Task prompt
All entries are to be quoted exactly; the images stay out of the copy.

Rows from a figure dataset

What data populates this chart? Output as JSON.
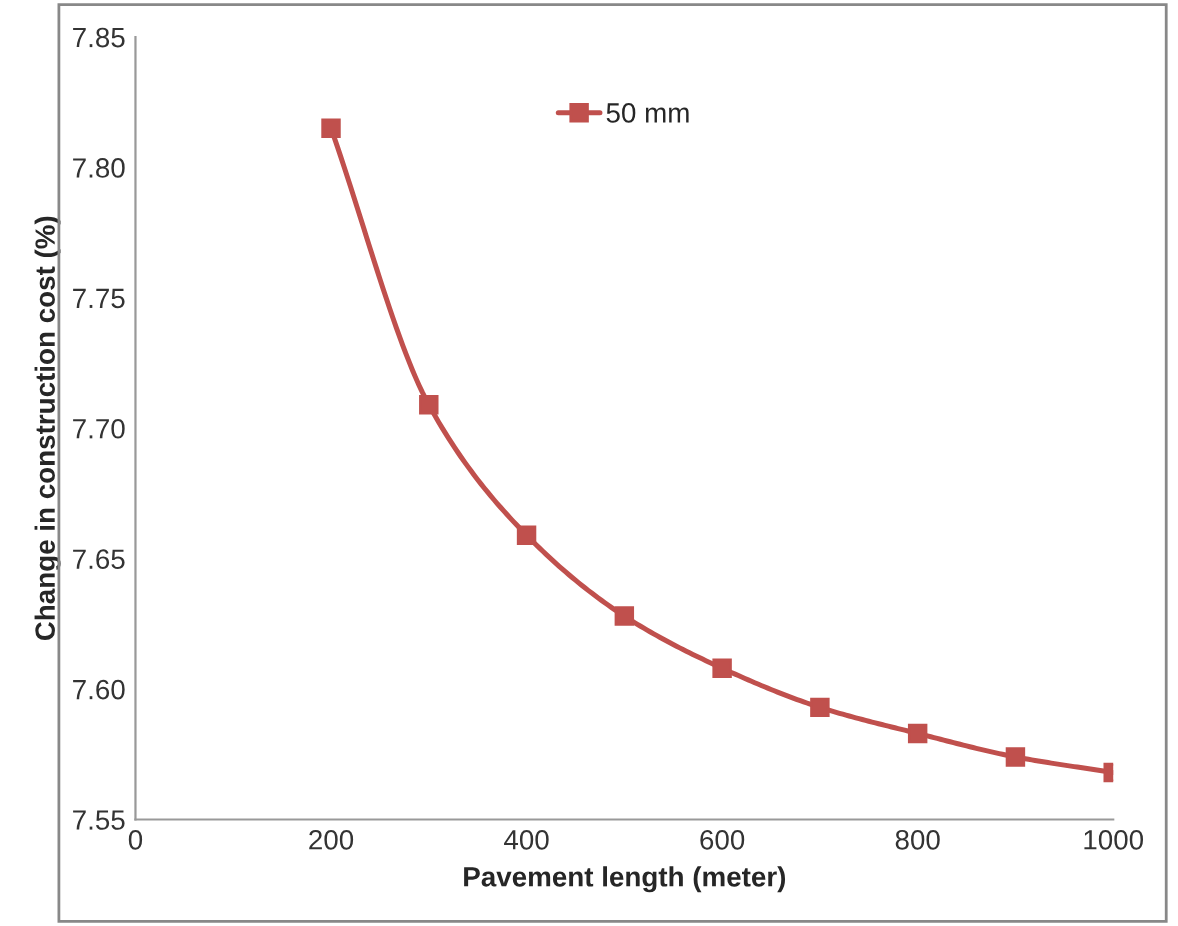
{
  "chart_data": {
    "type": "line",
    "xlabel": "Pavement length (meter)",
    "ylabel": "Change in construction cost (%)",
    "x": [
      200,
      300,
      400,
      500,
      600,
      700,
      800,
      900,
      1000
    ],
    "series": [
      {
        "name": "50 mm",
        "color": "#c0504d",
        "values": [
          7.815,
          7.709,
          7.659,
          7.628,
          7.608,
          7.593,
          7.583,
          7.574,
          7.568
        ]
      }
    ],
    "xlim": [
      0,
      1000
    ],
    "xticks": [
      0,
      200,
      400,
      600,
      800,
      1000
    ],
    "ylim": [
      7.55,
      7.85
    ],
    "yticks": [
      {
        "value": 7.55,
        "label": "7.55"
      },
      {
        "value": 7.6,
        "label": "7.60"
      },
      {
        "value": 7.65,
        "label": "7.65"
      },
      {
        "value": 7.7,
        "label": "7.70"
      },
      {
        "value": 7.75,
        "label": "7.75"
      },
      {
        "value": 7.8,
        "label": "7.80"
      },
      {
        "value": 7.85,
        "label": "7.85"
      }
    ],
    "legend": "top",
    "marker": "square",
    "line_style": "solid",
    "grid": false
  }
}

The reply
What data populates this chart? Output as JSON.
{
  "chart_data": {
    "type": "line",
    "xlabel": "Pavement length (meter)",
    "ylabel": "Change in construction cost (%)",
    "x": [
      200,
      300,
      400,
      500,
      600,
      700,
      800,
      900,
      1000
    ],
    "series": [
      {
        "name": "50 mm",
        "color": "#c0504d",
        "values": [
          7.815,
          7.709,
          7.659,
          7.628,
          7.608,
          7.593,
          7.583,
          7.574,
          7.568
        ]
      }
    ],
    "xlim": [
      0,
      1000
    ],
    "xticks": [
      0,
      200,
      400,
      600,
      800,
      1000
    ],
    "ylim": [
      7.55,
      7.85
    ],
    "yticks": [
      {
        "value": 7.55,
        "label": "7.55"
      },
      {
        "value": 7.6,
        "label": "7.60"
      },
      {
        "value": 7.65,
        "label": "7.65"
      },
      {
        "value": 7.7,
        "label": "7.70"
      },
      {
        "value": 7.75,
        "label": "7.75"
      },
      {
        "value": 7.8,
        "label": "7.80"
      },
      {
        "value": 7.85,
        "label": "7.85"
      }
    ],
    "legend": "top",
    "marker": "square",
    "line_style": "solid",
    "grid": false
  }
}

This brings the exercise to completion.